──────── Data provided

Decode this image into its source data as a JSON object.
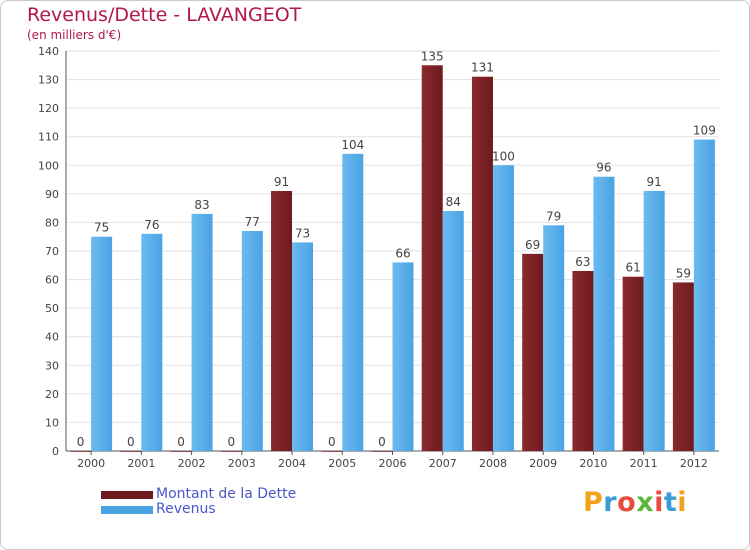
{
  "title": "Revenus/Dette - LAVANGEOT",
  "subtitle": "(en milliers d'€)",
  "brand": "Proxiti",
  "colors": {
    "dette": "#6e1a1f",
    "dette_light": "#8a2a30",
    "revenus": "#4aa3e3",
    "revenus_light": "#6cbaf0",
    "title": "#b3174a",
    "legend_text": "#4a56c8"
  },
  "legend": [
    {
      "label": "Montant de la Dette",
      "color": "#6e1a1f"
    },
    {
      "label": "Revenus",
      "color": "#4aa3e3"
    }
  ],
  "chart_data": {
    "type": "bar",
    "title": "Revenus/Dette - LAVANGEOT",
    "subtitle": "(en milliers d'€)",
    "categories": [
      "2000",
      "2001",
      "2002",
      "2003",
      "2004",
      "2005",
      "2006",
      "2007",
      "2008",
      "2009",
      "2010",
      "2011",
      "2012"
    ],
    "series": [
      {
        "name": "Montant de la Dette",
        "values": [
          0,
          0,
          0,
          0,
          91,
          0,
          0,
          135,
          131,
          69,
          63,
          61,
          59
        ]
      },
      {
        "name": "Revenus",
        "values": [
          75,
          76,
          83,
          77,
          73,
          104,
          66,
          84,
          100,
          79,
          96,
          91,
          109
        ]
      }
    ],
    "ylim": [
      0,
      140
    ],
    "yticks": [
      0,
      10,
      20,
      30,
      40,
      50,
      60,
      70,
      80,
      90,
      100,
      110,
      120,
      130,
      140
    ],
    "grid": true,
    "legend_position": "bottom-left"
  }
}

────────────────

**The task**
The listing above needs to be output again exactly. Don't include the pictures.

**Correct result**
Decode this image into its source data as a JSON object.
{
  "title": "Revenus/Dette - LAVANGEOT",
  "subtitle": "(en milliers d'€)",
  "brand": "Proxiti",
  "colors": {
    "dette": "#6e1a1f",
    "dette_light": "#8a2a30",
    "revenus": "#4aa3e3",
    "revenus_light": "#6cbaf0",
    "title": "#b3174a",
    "legend_text": "#4a56c8"
  },
  "legend": [
    {
      "label": "Montant de la Dette",
      "color": "#6e1a1f"
    },
    {
      "label": "Revenus",
      "color": "#4aa3e3"
    }
  ],
  "chart_data": {
    "type": "bar",
    "title": "Revenus/Dette - LAVANGEOT",
    "subtitle": "(en milliers d'€)",
    "categories": [
      "2000",
      "2001",
      "2002",
      "2003",
      "2004",
      "2005",
      "2006",
      "2007",
      "2008",
      "2009",
      "2010",
      "2011",
      "2012"
    ],
    "series": [
      {
        "name": "Montant de la Dette",
        "values": [
          0,
          0,
          0,
          0,
          91,
          0,
          0,
          135,
          131,
          69,
          63,
          61,
          59
        ]
      },
      {
        "name": "Revenus",
        "values": [
          75,
          76,
          83,
          77,
          73,
          104,
          66,
          84,
          100,
          79,
          96,
          91,
          109
        ]
      }
    ],
    "ylim": [
      0,
      140
    ],
    "yticks": [
      0,
      10,
      20,
      30,
      40,
      50,
      60,
      70,
      80,
      90,
      100,
      110,
      120,
      130,
      140
    ],
    "grid": true,
    "legend_position": "bottom-left"
  }
}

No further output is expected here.